§ **INSTRUCTION**
Copy every line from the material below that holds "ylabel".
[begin DATA EXTRACT]
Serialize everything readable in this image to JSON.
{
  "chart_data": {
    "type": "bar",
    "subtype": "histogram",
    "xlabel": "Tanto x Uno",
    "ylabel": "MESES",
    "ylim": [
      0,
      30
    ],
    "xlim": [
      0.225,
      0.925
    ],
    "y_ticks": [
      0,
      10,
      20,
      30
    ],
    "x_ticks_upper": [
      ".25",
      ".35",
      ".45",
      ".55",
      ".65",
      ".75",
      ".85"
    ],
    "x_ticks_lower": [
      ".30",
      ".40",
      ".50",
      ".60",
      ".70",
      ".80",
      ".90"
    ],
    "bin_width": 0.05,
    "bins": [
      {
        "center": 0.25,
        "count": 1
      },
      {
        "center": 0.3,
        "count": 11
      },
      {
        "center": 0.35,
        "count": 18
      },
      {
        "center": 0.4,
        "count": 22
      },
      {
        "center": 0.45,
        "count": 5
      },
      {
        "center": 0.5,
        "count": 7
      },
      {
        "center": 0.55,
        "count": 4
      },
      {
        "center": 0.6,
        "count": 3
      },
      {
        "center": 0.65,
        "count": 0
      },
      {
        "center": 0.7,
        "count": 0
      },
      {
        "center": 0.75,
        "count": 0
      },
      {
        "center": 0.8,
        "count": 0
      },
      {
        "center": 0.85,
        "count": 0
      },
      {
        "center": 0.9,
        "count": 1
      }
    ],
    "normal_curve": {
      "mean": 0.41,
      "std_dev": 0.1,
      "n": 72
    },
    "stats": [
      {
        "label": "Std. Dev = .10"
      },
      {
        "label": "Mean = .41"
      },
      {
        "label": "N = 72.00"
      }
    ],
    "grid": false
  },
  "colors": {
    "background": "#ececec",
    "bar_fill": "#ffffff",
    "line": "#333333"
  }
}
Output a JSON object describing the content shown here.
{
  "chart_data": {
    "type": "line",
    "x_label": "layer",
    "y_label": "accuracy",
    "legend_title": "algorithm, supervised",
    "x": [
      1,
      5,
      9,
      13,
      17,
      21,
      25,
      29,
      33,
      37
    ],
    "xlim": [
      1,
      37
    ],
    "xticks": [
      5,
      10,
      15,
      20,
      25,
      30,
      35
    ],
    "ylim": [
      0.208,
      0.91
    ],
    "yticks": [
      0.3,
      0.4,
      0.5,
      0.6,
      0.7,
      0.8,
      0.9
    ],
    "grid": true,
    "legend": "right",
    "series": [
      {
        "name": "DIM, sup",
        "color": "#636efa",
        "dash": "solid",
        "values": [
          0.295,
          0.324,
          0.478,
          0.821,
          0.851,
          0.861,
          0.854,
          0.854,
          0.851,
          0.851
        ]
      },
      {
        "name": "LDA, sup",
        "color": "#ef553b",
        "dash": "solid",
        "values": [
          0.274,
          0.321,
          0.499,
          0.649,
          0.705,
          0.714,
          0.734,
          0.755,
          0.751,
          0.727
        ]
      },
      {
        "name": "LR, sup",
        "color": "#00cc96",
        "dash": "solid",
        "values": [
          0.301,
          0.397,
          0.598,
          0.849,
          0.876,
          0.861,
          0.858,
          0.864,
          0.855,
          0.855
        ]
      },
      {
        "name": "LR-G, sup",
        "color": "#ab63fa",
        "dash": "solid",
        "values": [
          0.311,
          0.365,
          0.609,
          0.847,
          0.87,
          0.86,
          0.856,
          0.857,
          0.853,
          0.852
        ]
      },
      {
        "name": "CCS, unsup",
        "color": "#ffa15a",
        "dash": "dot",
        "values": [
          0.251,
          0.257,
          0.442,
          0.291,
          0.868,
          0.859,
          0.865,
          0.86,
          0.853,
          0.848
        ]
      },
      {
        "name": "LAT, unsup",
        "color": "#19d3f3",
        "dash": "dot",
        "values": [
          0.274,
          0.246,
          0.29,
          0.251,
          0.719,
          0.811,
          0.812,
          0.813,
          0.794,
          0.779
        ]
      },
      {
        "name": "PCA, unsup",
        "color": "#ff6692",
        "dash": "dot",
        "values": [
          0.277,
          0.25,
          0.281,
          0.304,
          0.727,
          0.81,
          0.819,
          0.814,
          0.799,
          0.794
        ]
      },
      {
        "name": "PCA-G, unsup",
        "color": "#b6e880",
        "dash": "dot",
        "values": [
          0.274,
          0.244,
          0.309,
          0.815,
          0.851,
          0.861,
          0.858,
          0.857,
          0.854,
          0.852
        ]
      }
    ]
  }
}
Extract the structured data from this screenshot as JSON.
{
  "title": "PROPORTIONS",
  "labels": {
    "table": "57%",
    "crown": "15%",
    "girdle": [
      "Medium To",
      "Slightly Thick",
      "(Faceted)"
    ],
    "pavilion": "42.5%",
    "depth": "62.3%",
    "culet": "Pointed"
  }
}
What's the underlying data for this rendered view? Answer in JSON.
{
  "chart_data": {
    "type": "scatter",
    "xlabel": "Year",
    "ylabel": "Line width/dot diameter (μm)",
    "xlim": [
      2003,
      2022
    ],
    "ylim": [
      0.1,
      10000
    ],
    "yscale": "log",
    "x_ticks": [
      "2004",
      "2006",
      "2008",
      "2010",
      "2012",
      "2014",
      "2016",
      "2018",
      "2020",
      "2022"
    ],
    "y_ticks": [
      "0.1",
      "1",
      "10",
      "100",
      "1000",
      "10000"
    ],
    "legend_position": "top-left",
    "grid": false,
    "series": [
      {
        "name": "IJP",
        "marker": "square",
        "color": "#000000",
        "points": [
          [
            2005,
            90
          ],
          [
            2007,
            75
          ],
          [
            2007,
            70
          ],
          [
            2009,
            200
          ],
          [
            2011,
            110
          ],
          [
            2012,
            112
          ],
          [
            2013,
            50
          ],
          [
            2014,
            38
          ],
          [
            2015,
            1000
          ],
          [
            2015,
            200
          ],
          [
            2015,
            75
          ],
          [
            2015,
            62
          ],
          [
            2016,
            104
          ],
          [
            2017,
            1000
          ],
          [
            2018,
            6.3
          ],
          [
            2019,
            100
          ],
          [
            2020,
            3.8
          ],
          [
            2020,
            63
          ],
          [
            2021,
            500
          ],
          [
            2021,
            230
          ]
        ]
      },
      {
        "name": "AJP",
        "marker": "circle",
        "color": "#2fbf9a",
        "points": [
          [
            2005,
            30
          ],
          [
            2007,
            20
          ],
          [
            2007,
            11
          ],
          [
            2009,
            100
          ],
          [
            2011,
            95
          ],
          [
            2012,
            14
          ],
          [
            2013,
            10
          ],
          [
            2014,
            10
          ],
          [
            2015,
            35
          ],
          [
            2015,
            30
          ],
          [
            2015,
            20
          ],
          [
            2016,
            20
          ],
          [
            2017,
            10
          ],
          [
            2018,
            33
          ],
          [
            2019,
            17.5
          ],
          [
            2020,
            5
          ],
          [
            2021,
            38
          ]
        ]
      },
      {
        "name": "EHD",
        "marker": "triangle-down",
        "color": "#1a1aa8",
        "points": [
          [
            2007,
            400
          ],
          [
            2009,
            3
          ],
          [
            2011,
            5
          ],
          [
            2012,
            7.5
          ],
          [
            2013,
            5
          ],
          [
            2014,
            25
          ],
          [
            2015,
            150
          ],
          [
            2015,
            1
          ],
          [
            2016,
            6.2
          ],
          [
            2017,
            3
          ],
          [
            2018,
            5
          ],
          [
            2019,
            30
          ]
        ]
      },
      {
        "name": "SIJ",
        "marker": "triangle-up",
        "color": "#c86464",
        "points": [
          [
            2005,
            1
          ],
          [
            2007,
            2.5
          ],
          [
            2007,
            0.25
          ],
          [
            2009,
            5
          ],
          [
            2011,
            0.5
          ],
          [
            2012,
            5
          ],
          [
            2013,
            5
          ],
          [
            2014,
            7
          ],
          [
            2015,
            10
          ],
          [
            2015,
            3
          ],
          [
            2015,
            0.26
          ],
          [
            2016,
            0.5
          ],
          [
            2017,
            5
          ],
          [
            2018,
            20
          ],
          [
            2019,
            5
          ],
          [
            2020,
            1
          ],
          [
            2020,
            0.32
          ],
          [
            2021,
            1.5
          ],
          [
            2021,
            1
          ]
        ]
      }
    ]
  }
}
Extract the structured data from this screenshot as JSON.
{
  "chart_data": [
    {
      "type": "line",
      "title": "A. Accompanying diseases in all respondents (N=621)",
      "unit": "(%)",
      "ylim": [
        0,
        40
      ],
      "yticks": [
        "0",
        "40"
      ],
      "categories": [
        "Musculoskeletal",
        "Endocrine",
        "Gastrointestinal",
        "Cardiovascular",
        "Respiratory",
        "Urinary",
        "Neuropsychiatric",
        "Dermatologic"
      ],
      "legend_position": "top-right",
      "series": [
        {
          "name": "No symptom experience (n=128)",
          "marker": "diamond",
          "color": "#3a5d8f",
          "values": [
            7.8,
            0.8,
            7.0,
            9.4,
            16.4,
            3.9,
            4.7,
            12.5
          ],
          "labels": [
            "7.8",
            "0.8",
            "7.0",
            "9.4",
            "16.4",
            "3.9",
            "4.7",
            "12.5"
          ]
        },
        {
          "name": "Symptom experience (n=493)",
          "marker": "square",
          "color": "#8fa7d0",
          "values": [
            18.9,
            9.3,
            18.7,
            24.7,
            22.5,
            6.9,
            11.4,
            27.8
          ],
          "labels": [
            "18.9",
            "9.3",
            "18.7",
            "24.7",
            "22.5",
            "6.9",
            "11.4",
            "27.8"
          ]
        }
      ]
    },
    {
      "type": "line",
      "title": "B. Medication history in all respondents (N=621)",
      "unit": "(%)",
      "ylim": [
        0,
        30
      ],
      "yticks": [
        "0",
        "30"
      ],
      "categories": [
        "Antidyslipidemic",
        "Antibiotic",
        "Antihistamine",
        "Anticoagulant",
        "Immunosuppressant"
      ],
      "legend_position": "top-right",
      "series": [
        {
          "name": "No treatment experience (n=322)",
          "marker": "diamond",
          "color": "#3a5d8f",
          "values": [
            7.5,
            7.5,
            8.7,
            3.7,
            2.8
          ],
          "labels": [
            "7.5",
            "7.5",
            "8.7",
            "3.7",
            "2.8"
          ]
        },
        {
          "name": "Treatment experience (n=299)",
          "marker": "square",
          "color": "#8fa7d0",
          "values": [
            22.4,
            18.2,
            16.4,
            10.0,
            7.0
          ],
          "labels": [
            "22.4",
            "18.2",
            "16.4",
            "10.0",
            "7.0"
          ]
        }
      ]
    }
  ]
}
[end DATA EXTRACT]
§ **CORRECT OUTPUT**
    "ylabel": "MESES",
    "ylabel": "Line width/dot diameter (μm)",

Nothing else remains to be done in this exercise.